Return all lines from the listing below in which the string "side" occurs.
########################################
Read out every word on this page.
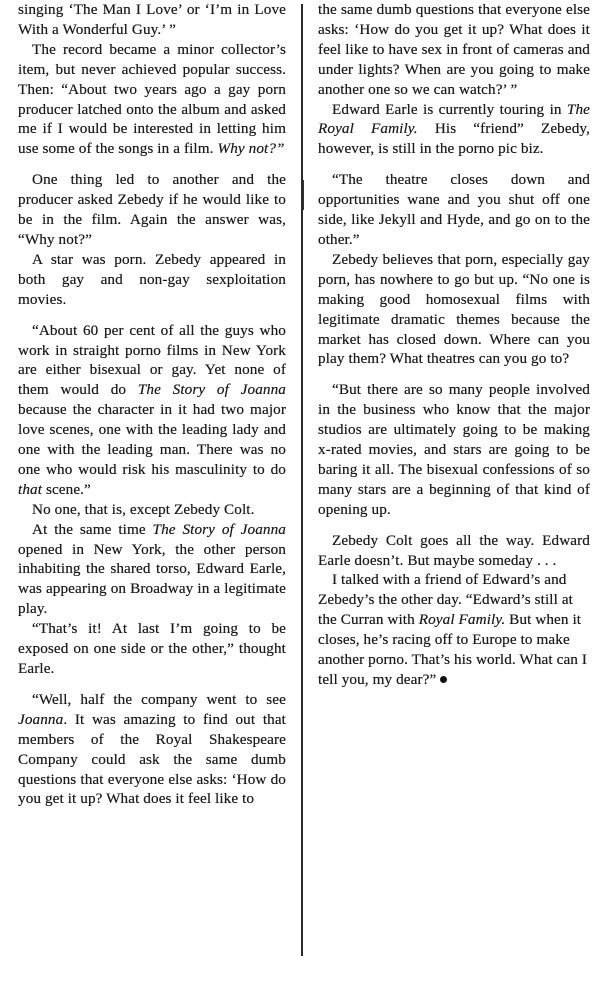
singing ‘The Man I Love’ or ‘I’m in Love With a Wonderful Guy.’ ”

The record became a minor collector’s item, but never achieved popular success. Then: “About two years ago a gay porn producer latched onto the album and asked me if I would be interested in letting him use some of the songs in a film. Why not?”

One thing led to another and the producer asked Zebedy if he would like to be in the film. Again the answer was, “Why not?”

A star was porn. Zebedy appeared in both gay and non-gay sexploitation movies.

“About 60 per cent of all the guys who work in straight porno films in New York are either bisexual or gay. Yet none of them would do The Story of Joanna because the character in it had two major love scenes, one with the leading lady and one with the leading man. There was no one who would risk his masculinity to do that scene.”

No one, that is, except Zebedy Colt.

At the same time The Story of Joanna opened in New York, the other person inhabiting the shared torso, Edward Earle, was appearing on Broadway in a legitimate play.

“That’s it! At last I’m going to be exposed on one side or the other,” thought Earle.

“Well, half the company went to see Joanna. It was amazing to find out that members of the Royal Shakespeare Company could ask the same dumb questions that everyone else asks: ‘How do you get it up? What does it feel like to

the same dumb questions that everyone else asks: ‘How do you get it up? What does it feel like to have sex in front of cameras and under lights? When are you going to make another one so we can watch?’ ”

Edward Earle is currently touring in The Royal Family. His “friend” Zebedy, however, is still in the porno pic biz.

“The theatre closes down and opportunities wane and you shut off one side, like Jekyll and Hyde, and go on to the other.”

Zebedy believes that porn, especially gay porn, has nowhere to go but up. “No one is making good homosexual films with legitimate dramatic themes because the market has closed down. Where can you play them? What theatres can you go to?

“But there are so many people involved in the business who know that the major studios are ultimately going to be making x-rated movies, and stars are going to be baring it all. The bisexual confessions of so many stars are a beginning of that kind of opening up.

Zebedy Colt goes all the way. Edward Earle doesn’t. But maybe someday . . .

I talked with a friend of Edward’s and Zebedy’s the other day. “Edward’s still at the Curran with Royal Family. But when it closes, he’s racing off to Europe to make another porno. That’s his world. What can I tell you, my dear?”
########################################
◆ SOLUTION TO THIS EXERCISE ◆
“That’s it! At last I’m going to be exposed on one side or the other,” thought Earle.
“The theatre closes down and opportunities wane and you shut off one side, like Jekyll and Hyde, and go on to the other.”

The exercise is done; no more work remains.